Set problem:
Copy the records below exactly as they are written.

Data supplied:
════════
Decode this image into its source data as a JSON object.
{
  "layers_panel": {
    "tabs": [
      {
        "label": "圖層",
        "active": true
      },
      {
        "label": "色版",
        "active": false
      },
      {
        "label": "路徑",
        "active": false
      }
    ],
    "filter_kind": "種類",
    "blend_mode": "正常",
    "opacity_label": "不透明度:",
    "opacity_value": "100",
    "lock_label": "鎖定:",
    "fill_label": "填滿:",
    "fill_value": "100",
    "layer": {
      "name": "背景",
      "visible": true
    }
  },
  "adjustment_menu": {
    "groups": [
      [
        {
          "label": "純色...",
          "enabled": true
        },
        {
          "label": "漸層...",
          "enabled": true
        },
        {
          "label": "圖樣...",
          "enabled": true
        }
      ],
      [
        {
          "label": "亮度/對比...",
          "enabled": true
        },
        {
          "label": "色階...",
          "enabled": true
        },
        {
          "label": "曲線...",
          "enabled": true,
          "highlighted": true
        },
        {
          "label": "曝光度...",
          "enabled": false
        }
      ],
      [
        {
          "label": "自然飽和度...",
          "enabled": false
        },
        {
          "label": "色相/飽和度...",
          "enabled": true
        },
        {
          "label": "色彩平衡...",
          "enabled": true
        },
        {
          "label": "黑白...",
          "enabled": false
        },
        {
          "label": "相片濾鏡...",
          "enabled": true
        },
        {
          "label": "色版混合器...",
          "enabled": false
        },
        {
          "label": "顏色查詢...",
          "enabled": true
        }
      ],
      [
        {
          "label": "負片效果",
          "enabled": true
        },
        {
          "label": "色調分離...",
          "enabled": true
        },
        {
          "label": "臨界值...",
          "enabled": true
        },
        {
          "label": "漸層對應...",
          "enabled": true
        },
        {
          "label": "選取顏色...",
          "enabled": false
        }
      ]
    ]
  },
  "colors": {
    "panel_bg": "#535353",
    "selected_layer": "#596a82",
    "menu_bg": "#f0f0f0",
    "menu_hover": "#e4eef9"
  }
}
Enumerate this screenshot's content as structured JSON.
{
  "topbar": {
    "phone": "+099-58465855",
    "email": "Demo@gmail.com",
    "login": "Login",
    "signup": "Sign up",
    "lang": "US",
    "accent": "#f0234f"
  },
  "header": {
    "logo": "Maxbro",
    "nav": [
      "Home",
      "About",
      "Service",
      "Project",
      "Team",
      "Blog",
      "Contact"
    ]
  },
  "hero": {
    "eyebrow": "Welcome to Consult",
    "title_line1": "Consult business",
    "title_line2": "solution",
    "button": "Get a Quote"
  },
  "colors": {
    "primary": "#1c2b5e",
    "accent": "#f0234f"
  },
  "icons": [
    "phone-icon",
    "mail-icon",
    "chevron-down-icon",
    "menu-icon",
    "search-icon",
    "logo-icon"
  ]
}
════════
Result for this exercise:
Decode this image into its source data as a JSON object.
{
  "layers_panel": {
    "tabs": [
      {
        "label": "圖層",
        "active": true
      },
      {
        "label": "色版",
        "active": false
      },
      {
        "label": "路徑",
        "active": false
      }
    ],
    "filter_kind": "種類",
    "blend_mode": "正常",
    "opacity_label": "不透明度:",
    "opacity_value": "100",
    "lock_label": "鎖定:",
    "fill_label": "填滿:",
    "fill_value": "100",
    "layer": {
      "name": "背景",
      "visible": true
    }
  },
  "adjustment_menu": {
    "groups": [
      [
        {
          "label": "純色...",
          "enabled": true
        },
        {
          "label": "漸層...",
          "enabled": true
        },
        {
          "label": "圖樣...",
          "enabled": true
        }
      ],
      [
        {
          "label": "亮度/對比...",
          "enabled": true
        },
        {
          "label": "色階...",
          "enabled": true
        },
        {
          "label": "曲線...",
          "enabled": true,
          "highlighted": true
        },
        {
          "label": "曝光度...",
          "enabled": false
        }
      ],
      [
        {
          "label": "自然飽和度...",
          "enabled": false
        },
        {
          "label": "色相/飽和度...",
          "enabled": true
        },
        {
          "label": "色彩平衡...",
          "enabled": true
        },
        {
          "label": "黑白...",
          "enabled": false
        },
        {
          "label": "相片濾鏡...",
          "enabled": true
        },
        {
          "label": "色版混合器...",
          "enabled": false
        },
        {
          "label": "顏色查詢...",
          "enabled": true
        }
      ],
      [
        {
          "label": "負片效果",
          "enabled": true
        },
        {
          "label": "色調分離...",
          "enabled": true
        },
        {
          "label": "臨界值...",
          "enabled": true
        },
        {
          "label": "漸層對應...",
          "enabled": true
        },
        {
          "label": "選取顏色...",
          "enabled": false
        }
      ]
    ]
  },
  "colors": {
    "panel_bg": "#535353",
    "selected_layer": "#596a82",
    "menu_bg": "#f0f0f0",
    "menu_hover": "#e4eef9"
  }
}
Enumerate this screenshot's content as structured JSON.
{
  "topbar": {
    "phone": "+099-58465855",
    "email": "Demo@gmail.com",
    "login": "Login",
    "signup": "Sign up",
    "lang": "US",
    "accent": "#f0234f"
  },
  "header": {
    "logo": "Maxbro",
    "nav": [
      "Home",
      "About",
      "Service",
      "Project",
      "Team",
      "Blog",
      "Contact"
    ]
  },
  "hero": {
    "eyebrow": "Welcome to Consult",
    "title_line1": "Consult business",
    "title_line2": "solution",
    "button": "Get a Quote"
  },
  "colors": {
    "primary": "#1c2b5e",
    "accent": "#f0234f"
  },
  "icons": [
    "phone-icon",
    "mail-icon",
    "chevron-down-icon",
    "menu-icon",
    "search-icon",
    "logo-icon"
  ]
}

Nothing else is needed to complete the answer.